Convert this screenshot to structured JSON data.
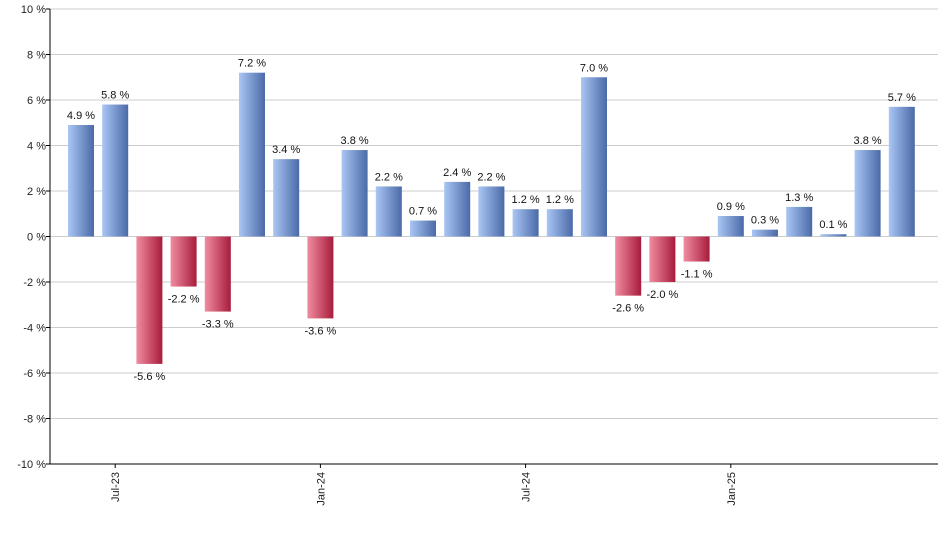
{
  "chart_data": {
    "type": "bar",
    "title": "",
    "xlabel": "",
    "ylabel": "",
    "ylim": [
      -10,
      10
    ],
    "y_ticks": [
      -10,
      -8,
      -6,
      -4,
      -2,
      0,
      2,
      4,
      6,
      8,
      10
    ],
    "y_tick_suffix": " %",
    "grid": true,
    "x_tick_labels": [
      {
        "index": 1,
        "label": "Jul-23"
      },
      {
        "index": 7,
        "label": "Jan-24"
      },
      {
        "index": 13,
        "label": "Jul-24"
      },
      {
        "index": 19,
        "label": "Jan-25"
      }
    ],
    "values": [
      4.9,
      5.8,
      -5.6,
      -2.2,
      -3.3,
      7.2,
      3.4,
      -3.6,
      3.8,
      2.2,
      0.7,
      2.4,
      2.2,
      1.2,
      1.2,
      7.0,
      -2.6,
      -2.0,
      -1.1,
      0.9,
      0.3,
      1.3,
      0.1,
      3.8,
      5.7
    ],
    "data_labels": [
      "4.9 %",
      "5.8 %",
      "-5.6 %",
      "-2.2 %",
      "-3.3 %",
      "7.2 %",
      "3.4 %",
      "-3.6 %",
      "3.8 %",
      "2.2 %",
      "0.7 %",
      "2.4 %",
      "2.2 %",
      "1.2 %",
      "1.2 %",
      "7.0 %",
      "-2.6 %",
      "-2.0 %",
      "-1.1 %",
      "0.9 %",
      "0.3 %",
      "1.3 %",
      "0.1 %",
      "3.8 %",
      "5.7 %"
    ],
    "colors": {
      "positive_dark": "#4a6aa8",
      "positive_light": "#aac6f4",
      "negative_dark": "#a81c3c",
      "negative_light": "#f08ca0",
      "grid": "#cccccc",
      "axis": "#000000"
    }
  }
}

****************

• THE PROBLEM:
The listing above must be printed again exactly, minus its pictures.

• WORKED SOLUTION:
Convert this screenshot to structured JSON data.
{
  "chart_data": {
    "type": "bar",
    "title": "",
    "xlabel": "",
    "ylabel": "",
    "ylim": [
      -10,
      10
    ],
    "y_ticks": [
      -10,
      -8,
      -6,
      -4,
      -2,
      0,
      2,
      4,
      6,
      8,
      10
    ],
    "y_tick_suffix": " %",
    "grid": true,
    "x_tick_labels": [
      {
        "index": 1,
        "label": "Jul-23"
      },
      {
        "index": 7,
        "label": "Jan-24"
      },
      {
        "index": 13,
        "label": "Jul-24"
      },
      {
        "index": 19,
        "label": "Jan-25"
      }
    ],
    "values": [
      4.9,
      5.8,
      -5.6,
      -2.2,
      -3.3,
      7.2,
      3.4,
      -3.6,
      3.8,
      2.2,
      0.7,
      2.4,
      2.2,
      1.2,
      1.2,
      7.0,
      -2.6,
      -2.0,
      -1.1,
      0.9,
      0.3,
      1.3,
      0.1,
      3.8,
      5.7
    ],
    "data_labels": [
      "4.9 %",
      "5.8 %",
      "-5.6 %",
      "-2.2 %",
      "-3.3 %",
      "7.2 %",
      "3.4 %",
      "-3.6 %",
      "3.8 %",
      "2.2 %",
      "0.7 %",
      "2.4 %",
      "2.2 %",
      "1.2 %",
      "1.2 %",
      "7.0 %",
      "-2.6 %",
      "-2.0 %",
      "-1.1 %",
      "0.9 %",
      "0.3 %",
      "1.3 %",
      "0.1 %",
      "3.8 %",
      "5.7 %"
    ],
    "colors": {
      "positive_dark": "#4a6aa8",
      "positive_light": "#aac6f4",
      "negative_dark": "#a81c3c",
      "negative_light": "#f08ca0",
      "grid": "#cccccc",
      "axis": "#000000"
    }
  }
}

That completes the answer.